[EXERCISE OBJECTIVE]: Check each line of the listing for the word "Installed" and give only the number of lines that have it.

>> Begin INFORMATION PROVIDED

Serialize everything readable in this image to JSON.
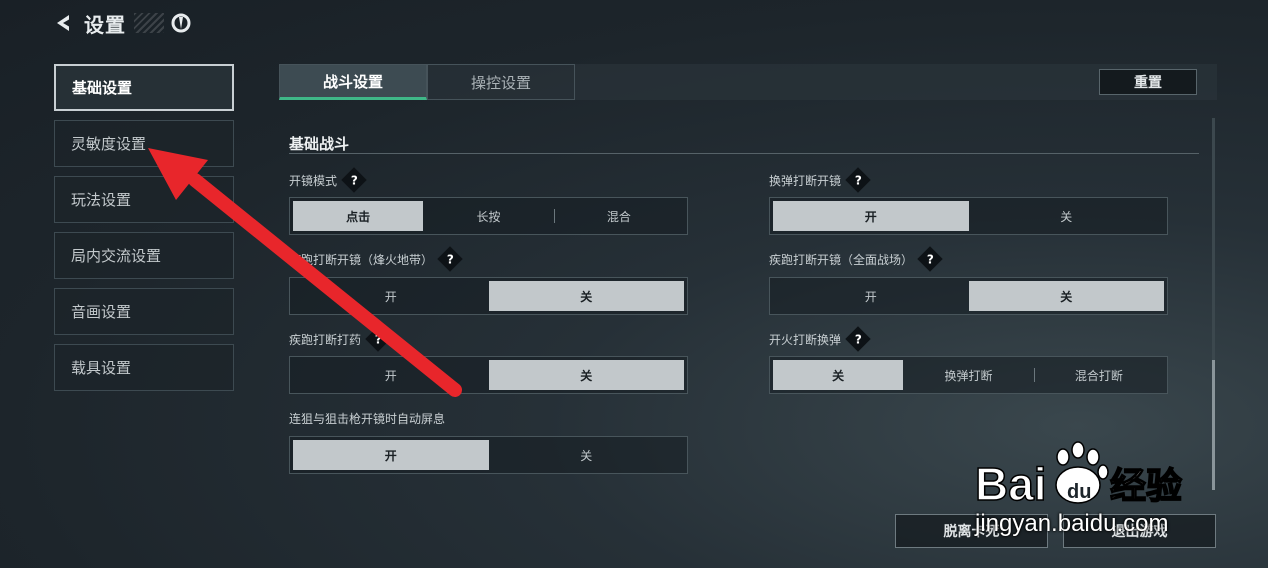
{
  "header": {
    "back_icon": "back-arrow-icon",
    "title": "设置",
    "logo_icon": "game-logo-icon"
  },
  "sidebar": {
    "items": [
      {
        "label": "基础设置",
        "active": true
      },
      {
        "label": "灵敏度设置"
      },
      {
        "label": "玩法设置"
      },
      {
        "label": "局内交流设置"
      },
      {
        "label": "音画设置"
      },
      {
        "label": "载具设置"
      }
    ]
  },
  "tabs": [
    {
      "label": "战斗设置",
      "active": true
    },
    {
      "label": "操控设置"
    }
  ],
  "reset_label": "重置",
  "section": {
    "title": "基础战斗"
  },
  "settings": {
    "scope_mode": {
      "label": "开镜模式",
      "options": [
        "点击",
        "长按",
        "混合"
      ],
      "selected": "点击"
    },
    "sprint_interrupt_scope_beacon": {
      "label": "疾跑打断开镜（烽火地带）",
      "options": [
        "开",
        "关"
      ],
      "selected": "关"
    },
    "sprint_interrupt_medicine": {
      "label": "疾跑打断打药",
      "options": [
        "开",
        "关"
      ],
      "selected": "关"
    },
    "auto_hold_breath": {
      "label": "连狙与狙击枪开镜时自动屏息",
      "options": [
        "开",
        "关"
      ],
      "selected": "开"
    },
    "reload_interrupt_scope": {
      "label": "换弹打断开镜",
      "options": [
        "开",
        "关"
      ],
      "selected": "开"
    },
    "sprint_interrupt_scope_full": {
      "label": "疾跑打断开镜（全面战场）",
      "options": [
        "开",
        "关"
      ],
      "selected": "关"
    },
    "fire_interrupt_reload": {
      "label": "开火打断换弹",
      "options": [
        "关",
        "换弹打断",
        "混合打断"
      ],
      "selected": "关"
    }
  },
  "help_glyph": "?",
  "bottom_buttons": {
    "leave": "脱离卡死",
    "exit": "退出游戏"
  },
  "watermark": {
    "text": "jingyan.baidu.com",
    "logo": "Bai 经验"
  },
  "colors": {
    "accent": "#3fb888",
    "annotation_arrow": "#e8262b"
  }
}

>> End INFORMATION PROVIDED
>> Begin INFORMATION PROVIDED

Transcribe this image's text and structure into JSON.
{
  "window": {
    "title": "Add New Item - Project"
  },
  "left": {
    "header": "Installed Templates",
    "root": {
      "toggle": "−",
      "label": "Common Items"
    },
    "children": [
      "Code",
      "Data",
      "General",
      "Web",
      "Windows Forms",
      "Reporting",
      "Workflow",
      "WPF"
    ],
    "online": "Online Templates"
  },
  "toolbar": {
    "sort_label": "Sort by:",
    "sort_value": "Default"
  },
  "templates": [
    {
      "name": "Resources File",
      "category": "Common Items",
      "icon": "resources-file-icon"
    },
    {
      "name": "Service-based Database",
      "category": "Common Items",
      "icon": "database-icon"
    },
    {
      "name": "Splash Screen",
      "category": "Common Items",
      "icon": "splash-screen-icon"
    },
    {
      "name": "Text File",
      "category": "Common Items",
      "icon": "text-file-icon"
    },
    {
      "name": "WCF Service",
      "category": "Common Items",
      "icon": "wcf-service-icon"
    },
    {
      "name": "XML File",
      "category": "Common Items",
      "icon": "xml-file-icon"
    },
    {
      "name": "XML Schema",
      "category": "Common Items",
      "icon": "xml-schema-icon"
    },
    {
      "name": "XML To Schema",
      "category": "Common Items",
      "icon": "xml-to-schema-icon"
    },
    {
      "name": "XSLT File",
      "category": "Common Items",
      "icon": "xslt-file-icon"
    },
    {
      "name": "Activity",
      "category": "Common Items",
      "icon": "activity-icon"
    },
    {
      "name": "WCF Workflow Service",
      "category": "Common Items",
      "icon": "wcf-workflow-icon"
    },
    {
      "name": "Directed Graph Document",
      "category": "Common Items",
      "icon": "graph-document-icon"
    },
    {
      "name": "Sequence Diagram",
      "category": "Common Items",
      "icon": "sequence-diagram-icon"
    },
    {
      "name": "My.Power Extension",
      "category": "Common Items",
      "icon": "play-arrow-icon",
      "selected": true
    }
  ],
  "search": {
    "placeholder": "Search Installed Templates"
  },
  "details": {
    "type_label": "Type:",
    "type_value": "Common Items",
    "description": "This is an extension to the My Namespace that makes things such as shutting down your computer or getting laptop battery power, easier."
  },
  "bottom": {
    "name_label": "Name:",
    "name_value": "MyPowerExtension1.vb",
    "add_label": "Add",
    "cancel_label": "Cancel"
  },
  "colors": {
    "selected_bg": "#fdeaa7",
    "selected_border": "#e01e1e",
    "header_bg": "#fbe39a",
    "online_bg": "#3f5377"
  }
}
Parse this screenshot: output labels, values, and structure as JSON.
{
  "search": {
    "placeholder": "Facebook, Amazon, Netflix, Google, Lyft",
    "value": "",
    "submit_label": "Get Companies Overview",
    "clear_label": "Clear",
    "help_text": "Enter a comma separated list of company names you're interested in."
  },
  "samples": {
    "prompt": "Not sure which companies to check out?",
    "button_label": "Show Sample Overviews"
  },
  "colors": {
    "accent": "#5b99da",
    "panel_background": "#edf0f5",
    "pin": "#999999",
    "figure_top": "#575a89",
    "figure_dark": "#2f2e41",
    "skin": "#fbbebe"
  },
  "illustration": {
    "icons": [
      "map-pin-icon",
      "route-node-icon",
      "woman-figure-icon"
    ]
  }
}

>> End INFORMATION PROVIDED

[IN RESPONSE]: 2